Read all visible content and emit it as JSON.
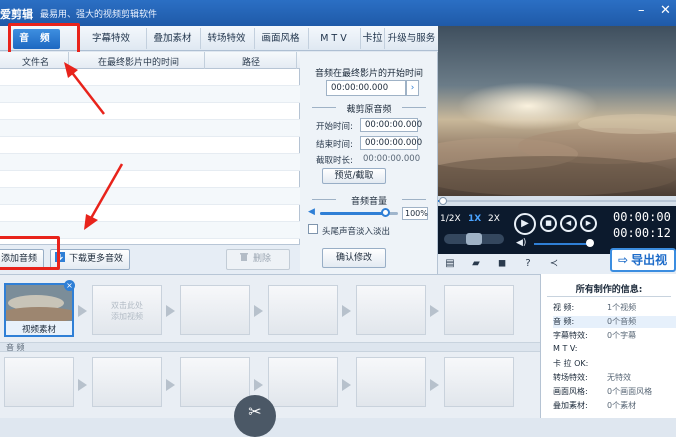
{
  "app": {
    "name": "爱剪辑",
    "slogan": "最易用、强大的视频剪辑软件"
  },
  "tabs": [
    {
      "label": "音 频",
      "active": true
    },
    {
      "label": "字幕特效",
      "visible_text": "字幕特效"
    },
    {
      "label": "叠加素材"
    },
    {
      "label": "转场特效"
    },
    {
      "label": "画面风格"
    },
    {
      "label": "M T V"
    },
    {
      "label": "卡拉OK"
    },
    {
      "label": "升级与服务"
    }
  ],
  "audio_table": {
    "columns": [
      "文件名",
      "在最终影片中的时间",
      "路径"
    ]
  },
  "left_buttons": {
    "add_audio": "添加音频",
    "download_more": "下载更多音效",
    "delete": "删除"
  },
  "audio_panel": {
    "start_time_title": "音频在最终影片的开始时间",
    "start_time_value": "00:00:00.000",
    "crop_section": "裁剪原音频",
    "start_label": "开始时间:",
    "start_value": "00:00:00.000",
    "end_label": "结束时间:",
    "end_value": "00:00:00.000",
    "duration_label": "截取时长:",
    "duration_value": "00:00:00.000",
    "preview_btn": "预览/截取",
    "volume_section": "音频音量",
    "volume_value": "100%",
    "volume_level": 0.85,
    "fade_label": "头尾声音淡入淡出",
    "confirm_btn": "确认修改"
  },
  "player": {
    "speed_options": [
      "1/2X",
      "1X",
      "2X"
    ],
    "time_current": "00:00:00",
    "time_total": "00:00:12",
    "progress": 0.02
  },
  "toolbar": {
    "export_label": "导出视"
  },
  "timeline": {
    "first_clip_label": "视频素材",
    "placeholder": "双击此处\n添加视频",
    "audio_section": "音 频"
  },
  "info": {
    "title": "所有制作的信息:",
    "rows": [
      {
        "k": "视   频:",
        "v": "1个视频"
      },
      {
        "k": "音   频:",
        "v": "0个音频"
      },
      {
        "k": "字幕特效:",
        "v": "0个字幕"
      },
      {
        "k": "M   T   V:",
        "v": ""
      },
      {
        "k": "卡 拉 OK:",
        "v": ""
      },
      {
        "k": "转场特效:",
        "v": "无特效"
      },
      {
        "k": "画面风格:",
        "v": "0个画面风格"
      },
      {
        "k": "叠加素材:",
        "v": "0个素材"
      }
    ]
  },
  "colors": {
    "accent": "#1e6cc9",
    "annotation": "#e8231b"
  }
}
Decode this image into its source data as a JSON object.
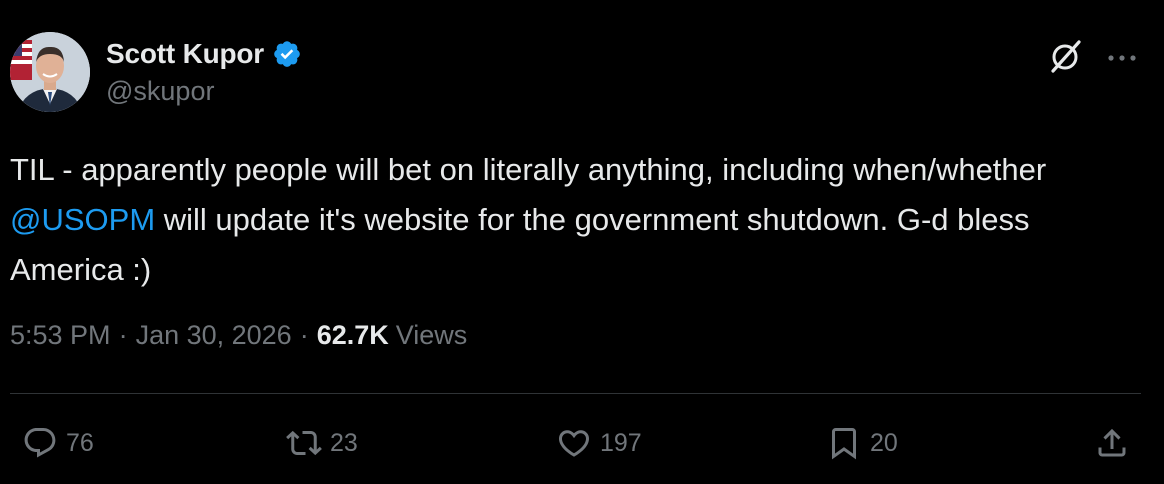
{
  "author": {
    "display_name": "Scott Kupor",
    "handle": "@skupor",
    "verified": true,
    "verified_color": "#1d9bf0"
  },
  "tweet": {
    "text_before": "TIL - apparently people will bet on literally anything, including when/whether ",
    "mention": "@USOPM",
    "text_after": " will update it's website for the government shutdown. G-d bless America :)",
    "time": "5:53 PM",
    "date": "Jan 30, 2026",
    "views_count": "62.7K",
    "views_label": "Views"
  },
  "stats": {
    "replies": "76",
    "reposts": "23",
    "likes": "197",
    "bookmarks": "20"
  },
  "icons": {
    "header": [
      "grok-icon",
      "more-icon"
    ],
    "actions": [
      "reply-icon",
      "repost-icon",
      "like-icon",
      "bookmark-icon",
      "share-icon"
    ]
  },
  "colors": {
    "background": "#000000",
    "text": "#e7e9ea",
    "muted": "#71767b",
    "link": "#1d9bf0",
    "divider": "#2f3336"
  }
}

Short task ▸ Above are the records. Copy every line in them holding "will".

Answer to this exercise ▸
    "text_before": "TIL - apparently people will bet on literally anything, including when/whether ",
    "text_after": " will update it's website for the government shutdown. G-d bless America :)",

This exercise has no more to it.